#### Exercise objective:
Continue the text about the research sources behind a history of the video game industry, picking up after its last sentence.

#### Text:
________________________
Facts and Figures

Before I actually start spooling out some history, I feel I should take a moment to explain where all of this history is coming from.  My research has focused on acquiring primary sources.  This mostly consists of newspaper and magazine articles, trade publications, and interviews.  Some of these interviews have been conducted by me personally with executives involved in the industry, while others are drawn from the Internet or excerpts in books and magazines.  I have interviewed around two dozen people myself and am still actively collecting more.  When interviews conducted by others are added into the mix, I am drawing from several hundred accounts of the video game industry.  Interviews are one of the less reliable primary sources due both to memory fading over the passage of time and to interview subjects having their own biases and agendas (sometimes even just subconsciously), but they represent some of the best “insider info” currently available due to the difficulty of accessing corporate archival material.

Ideally, my work would be based almost exclusively on internal company documents and personal papers, but except in a few rare cases where documents have appeared online or as illustrations in books, these materials are not available to me.  This is partially due to an inability to travel to where these documents are located, but is largely due to a lack of availability.  Because the video game as a commercial product is only around forty years old, most of the major players are still alive and active in the industry, so there have been few donations to academic institutions as of yet.  Stanford, the Computer History Museum, The Strong Museum, and a few other institutions are beginning to acquire important collections, but there is still a long way to go.  In time, wider access to such collections will probably completely alter what we think we know about the industry, but for now recollections and published sources will have to do.
________________________
#### Annotated region listings:
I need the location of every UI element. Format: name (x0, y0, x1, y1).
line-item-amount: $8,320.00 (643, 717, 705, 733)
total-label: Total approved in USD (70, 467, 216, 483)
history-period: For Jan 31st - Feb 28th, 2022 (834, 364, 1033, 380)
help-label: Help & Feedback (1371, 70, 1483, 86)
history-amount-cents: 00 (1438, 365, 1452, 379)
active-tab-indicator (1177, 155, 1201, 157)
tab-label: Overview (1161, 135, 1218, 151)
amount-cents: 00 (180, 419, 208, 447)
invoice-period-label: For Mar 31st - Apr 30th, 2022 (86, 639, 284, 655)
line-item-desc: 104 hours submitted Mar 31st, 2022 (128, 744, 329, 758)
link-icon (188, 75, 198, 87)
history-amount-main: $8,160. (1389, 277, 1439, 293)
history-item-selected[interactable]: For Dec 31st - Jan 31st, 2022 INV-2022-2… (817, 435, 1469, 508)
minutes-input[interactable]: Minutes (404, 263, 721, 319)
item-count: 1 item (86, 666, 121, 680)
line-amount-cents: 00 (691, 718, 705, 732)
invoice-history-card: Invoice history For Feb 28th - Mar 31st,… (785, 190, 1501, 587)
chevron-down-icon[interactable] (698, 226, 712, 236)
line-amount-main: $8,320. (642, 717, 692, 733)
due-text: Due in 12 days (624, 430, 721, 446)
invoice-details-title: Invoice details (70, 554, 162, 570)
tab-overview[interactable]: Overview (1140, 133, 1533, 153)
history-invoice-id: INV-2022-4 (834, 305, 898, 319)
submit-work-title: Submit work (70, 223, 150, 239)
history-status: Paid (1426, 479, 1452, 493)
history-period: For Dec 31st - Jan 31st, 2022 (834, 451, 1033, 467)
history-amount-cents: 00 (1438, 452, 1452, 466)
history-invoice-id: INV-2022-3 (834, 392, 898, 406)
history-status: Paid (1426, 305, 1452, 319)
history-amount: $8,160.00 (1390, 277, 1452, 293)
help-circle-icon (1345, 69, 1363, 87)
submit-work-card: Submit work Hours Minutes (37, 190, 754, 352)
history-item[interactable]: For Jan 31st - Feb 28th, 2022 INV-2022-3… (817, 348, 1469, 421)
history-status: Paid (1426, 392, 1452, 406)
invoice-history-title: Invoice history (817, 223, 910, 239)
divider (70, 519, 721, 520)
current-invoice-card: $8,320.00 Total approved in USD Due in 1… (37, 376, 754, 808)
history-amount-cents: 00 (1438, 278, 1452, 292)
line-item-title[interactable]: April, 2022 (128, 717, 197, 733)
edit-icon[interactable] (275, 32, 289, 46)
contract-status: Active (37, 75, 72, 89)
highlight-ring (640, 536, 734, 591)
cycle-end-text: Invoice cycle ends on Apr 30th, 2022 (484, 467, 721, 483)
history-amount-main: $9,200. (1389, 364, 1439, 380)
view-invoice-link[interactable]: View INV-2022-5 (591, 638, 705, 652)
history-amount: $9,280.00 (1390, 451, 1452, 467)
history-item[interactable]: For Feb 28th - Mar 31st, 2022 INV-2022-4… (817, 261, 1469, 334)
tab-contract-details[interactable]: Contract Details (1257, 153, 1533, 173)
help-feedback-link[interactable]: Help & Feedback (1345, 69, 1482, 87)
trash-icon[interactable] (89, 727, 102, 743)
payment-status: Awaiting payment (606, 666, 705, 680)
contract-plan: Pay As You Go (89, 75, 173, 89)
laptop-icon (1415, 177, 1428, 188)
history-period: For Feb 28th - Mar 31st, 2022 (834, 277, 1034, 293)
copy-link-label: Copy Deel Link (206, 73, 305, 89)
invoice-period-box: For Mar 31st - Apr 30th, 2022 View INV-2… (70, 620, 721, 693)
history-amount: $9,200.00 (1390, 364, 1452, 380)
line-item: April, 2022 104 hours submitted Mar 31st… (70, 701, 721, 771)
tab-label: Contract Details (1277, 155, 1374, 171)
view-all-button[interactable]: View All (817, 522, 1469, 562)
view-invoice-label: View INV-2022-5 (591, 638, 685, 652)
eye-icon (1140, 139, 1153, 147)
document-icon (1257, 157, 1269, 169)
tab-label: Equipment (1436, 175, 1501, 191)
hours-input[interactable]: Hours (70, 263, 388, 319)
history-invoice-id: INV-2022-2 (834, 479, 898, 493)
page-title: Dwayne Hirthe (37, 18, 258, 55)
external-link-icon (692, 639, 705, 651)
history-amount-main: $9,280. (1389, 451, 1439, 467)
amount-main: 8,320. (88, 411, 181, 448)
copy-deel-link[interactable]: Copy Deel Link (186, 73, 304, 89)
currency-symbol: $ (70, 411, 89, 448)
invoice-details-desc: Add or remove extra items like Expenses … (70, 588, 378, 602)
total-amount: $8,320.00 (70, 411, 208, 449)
________________________
#### Response:
I would also like to use this post to make a brief comment about sales figures.  Sales figures are naturally a useful tool for ascertaining commercial success and are therefore of great interest for a business history such as this.  If this were a blog about the music or movie industries, finding such figures would be a relatively straightforward process, as there has been reliable and transparent sales tracking in those industries for decades.  Unfortunately, the video game industry is not so lucky.  There is no single source that compiles worldwide sales data with any degree of accuracy.  VGChartz is the only one that even appears to try at all, but the organization does not directly track retail data for the most part, so their estimates are usually unreliable.  In the United States, the NPD group has tracked sales in the video game industry since at least the early 1980s, but few figures were recorded in public sources until the late 1990s, and now the NPD has stopped reporting specific sales figures at all.  Furthermore, while the company has a sound methodology for estimating retail sales, they are still estimates.  Japan has more reliable sales reporting through Media Create, but again these are reliable estimates rather than actual sales figures.

So where does that leave this blog?  I will report sales figures for games and systems whenever I can, but I will make it clear where these figures came from (publisher press release, interview, retail tracking agency, analyst estimate, etc.)  As these numbers come from various sources and many of them will be estimates, they will not be accurate enough to assume an absolute sales ranking or chart with precision the growth and contraction of the industry over time, particularly in the 1970s and 1980s.  It will, however, give a general idea of how the industry was doing at any given time and which games, genres, and hardware systems were particularly popular.

Well, I hope this post helps to explain where my info will be coming from and how reliable it will be.  For my next post, I will probably take a moment to pin down the definition of “video game” and how it has changed over time before diving into the history of the earliest computer games in the 1950s.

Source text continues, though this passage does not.